Task goal: Repeat all of the records verbatim.

▶

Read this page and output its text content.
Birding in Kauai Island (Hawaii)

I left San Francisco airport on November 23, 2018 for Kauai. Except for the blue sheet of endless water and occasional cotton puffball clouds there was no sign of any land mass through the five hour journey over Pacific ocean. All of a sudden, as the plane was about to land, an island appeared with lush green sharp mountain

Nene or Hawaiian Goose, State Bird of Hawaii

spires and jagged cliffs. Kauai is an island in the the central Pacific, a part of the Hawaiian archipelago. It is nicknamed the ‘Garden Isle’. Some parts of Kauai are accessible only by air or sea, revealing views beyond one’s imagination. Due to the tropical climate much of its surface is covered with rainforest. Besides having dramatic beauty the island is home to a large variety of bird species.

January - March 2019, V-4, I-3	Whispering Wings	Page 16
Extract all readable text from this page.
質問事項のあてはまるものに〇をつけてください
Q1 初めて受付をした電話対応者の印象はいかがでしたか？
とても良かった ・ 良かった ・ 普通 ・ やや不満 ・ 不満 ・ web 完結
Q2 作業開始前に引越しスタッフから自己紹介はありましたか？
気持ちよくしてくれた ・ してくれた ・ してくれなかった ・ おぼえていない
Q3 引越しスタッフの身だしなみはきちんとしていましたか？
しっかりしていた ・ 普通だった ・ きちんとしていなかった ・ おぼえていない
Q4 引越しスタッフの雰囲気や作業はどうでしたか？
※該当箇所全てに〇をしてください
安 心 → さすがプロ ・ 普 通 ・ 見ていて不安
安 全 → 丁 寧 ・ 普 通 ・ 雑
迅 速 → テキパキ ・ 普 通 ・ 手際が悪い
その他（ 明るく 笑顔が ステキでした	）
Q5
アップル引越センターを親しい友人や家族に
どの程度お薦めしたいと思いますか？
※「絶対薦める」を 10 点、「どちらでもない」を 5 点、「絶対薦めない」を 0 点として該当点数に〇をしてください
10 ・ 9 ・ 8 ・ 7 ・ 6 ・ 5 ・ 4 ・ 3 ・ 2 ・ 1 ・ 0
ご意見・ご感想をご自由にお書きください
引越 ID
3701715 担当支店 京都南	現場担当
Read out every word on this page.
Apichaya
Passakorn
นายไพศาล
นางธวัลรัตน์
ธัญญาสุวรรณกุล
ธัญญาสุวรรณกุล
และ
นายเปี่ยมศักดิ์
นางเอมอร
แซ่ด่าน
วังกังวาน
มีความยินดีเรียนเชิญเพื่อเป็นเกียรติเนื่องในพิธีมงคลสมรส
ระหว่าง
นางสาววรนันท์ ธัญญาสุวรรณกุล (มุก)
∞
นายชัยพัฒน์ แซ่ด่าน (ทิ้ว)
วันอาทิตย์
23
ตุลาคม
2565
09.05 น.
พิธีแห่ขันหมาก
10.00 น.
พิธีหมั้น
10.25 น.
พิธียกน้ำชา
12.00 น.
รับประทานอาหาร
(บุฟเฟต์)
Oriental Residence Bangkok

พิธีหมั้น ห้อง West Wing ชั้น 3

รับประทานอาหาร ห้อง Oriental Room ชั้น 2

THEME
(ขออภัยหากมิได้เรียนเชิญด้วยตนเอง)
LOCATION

◀

Exercise response:
Read this page and output its text content.
Birding in Kauai Island (Hawaii)

I left San Francisco airport on November 23, 2018 for Kauai. Except for the blue sheet of endless water and occasional cotton puffball clouds there was no sign of any land mass through the five hour journey over Pacific ocean. All of a sudden, as the plane was about to land, an island appeared with lush green sharp mountain

Nene or Hawaiian Goose, State Bird of Hawaii

spires and jagged cliffs. Kauai is an island in the the central Pacific, a part of the Hawaiian archipelago. It is nicknamed the ‘Garden Isle’. Some parts of Kauai are accessible only by air or sea, revealing views beyond one’s imagination. Due to the tropical climate much of its surface is covered with rainforest. Besides having dramatic beauty the island is home to a large variety of bird species.

January - March 2019, V-4, I-3	Whispering Wings	Page 16
Extract all readable text from this page.
質問事項のあてはまるものに〇をつけてください
Q1 初めて受付をした電話対応者の印象はいかがでしたか？
とても良かった ・ 良かった ・ 普通 ・ やや不満 ・ 不満 ・ web 完結
Q2 作業開始前に引越しスタッフから自己紹介はありましたか？
気持ちよくしてくれた ・ してくれた ・ してくれなかった ・ おぼえていない
Q3 引越しスタッフの身だしなみはきちんとしていましたか？
しっかりしていた ・ 普通だった ・ きちんとしていなかった ・ おぼえていない
Q4 引越しスタッフの雰囲気や作業はどうでしたか？
※該当箇所全てに〇をしてください
安 心 → さすがプロ ・ 普 通 ・ 見ていて不安
安 全 → 丁 寧 ・ 普 通 ・ 雑
迅 速 → テキパキ ・ 普 通 ・ 手際が悪い
その他（ 明るく 笑顔が ステキでした	）
Q5
アップル引越センターを親しい友人や家族に
どの程度お薦めしたいと思いますか？
※「絶対薦める」を 10 点、「どちらでもない」を 5 点、「絶対薦めない」を 0 点として該当点数に〇をしてください
10 ・ 9 ・ 8 ・ 7 ・ 6 ・ 5 ・ 4 ・ 3 ・ 2 ・ 1 ・ 0
ご意見・ご感想をご自由にお書きください
引越 ID
3701715 担当支店 京都南	現場担当
Read out every word on this page.
Apichaya
Passakorn
นายไพศาล
นางธวัลรัตน์
ธัญญาสุวรรณกุล
ธัญญาสุวรรณกุล
และ
นายเปี่ยมศักดิ์
นางเอมอร
แซ่ด่าน
วังกังวาน
มีความยินดีเรียนเชิญเพื่อเป็นเกียรติเนื่องในพิธีมงคลสมรส
ระหว่าง
นางสาววรนันท์ ธัญญาสุวรรณกุล (มุก)
∞
นายชัยพัฒน์ แซ่ด่าน (ทิ้ว)
วันอาทิตย์
23
ตุลาคม
2565
09.05 น.
พิธีแห่ขันหมาก
10.00 น.
พิธีหมั้น
10.25 น.
พิธียกน้ำชา
12.00 น.
รับประทานอาหาร
(บุฟเฟต์)
Oriental Residence Bangkok

พิธีหมั้น ห้อง West Wing ชั้น 3

รับประทานอาหาร ห้อง Oriental Room ชั้น 2

THEME
(ขออภัยหากมิได้เรียนเชิญด้วยตนเอง)
LOCATION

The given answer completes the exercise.